Exercise — Locate each line of the material that contains "name", then return it.

━━ Record extracts ━━

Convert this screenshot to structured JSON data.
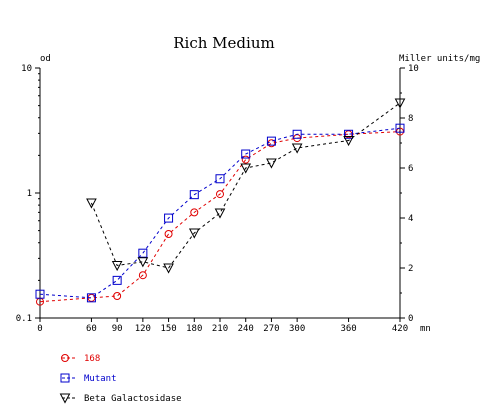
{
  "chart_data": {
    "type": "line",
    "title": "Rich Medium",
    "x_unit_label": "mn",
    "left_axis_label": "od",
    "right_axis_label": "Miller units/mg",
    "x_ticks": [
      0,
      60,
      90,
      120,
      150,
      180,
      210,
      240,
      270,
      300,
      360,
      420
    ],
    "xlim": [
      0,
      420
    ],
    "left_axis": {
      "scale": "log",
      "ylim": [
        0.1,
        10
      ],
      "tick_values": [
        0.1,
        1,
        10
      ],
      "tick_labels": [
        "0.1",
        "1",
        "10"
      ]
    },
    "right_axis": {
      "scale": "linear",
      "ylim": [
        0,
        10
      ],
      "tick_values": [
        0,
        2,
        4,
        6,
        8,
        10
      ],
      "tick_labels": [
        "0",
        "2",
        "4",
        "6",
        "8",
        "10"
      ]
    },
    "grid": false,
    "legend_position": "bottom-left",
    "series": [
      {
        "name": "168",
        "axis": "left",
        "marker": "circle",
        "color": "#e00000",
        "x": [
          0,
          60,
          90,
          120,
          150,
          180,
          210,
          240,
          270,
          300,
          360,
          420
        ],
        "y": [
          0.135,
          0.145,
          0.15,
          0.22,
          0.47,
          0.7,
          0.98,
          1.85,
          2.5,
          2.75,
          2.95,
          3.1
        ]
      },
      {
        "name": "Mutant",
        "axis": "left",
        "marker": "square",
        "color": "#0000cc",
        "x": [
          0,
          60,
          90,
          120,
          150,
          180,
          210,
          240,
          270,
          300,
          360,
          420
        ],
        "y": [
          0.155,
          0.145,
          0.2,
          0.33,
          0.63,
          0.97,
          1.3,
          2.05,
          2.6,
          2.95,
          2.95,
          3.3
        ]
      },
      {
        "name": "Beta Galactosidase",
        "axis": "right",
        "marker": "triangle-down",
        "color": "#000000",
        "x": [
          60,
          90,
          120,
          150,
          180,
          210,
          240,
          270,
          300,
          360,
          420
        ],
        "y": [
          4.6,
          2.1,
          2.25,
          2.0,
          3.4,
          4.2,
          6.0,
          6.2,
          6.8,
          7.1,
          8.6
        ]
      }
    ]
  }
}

━━━

Finished task —
        "name": "168",
        "name": "Mutant",
        "name": "Beta Galactosidase",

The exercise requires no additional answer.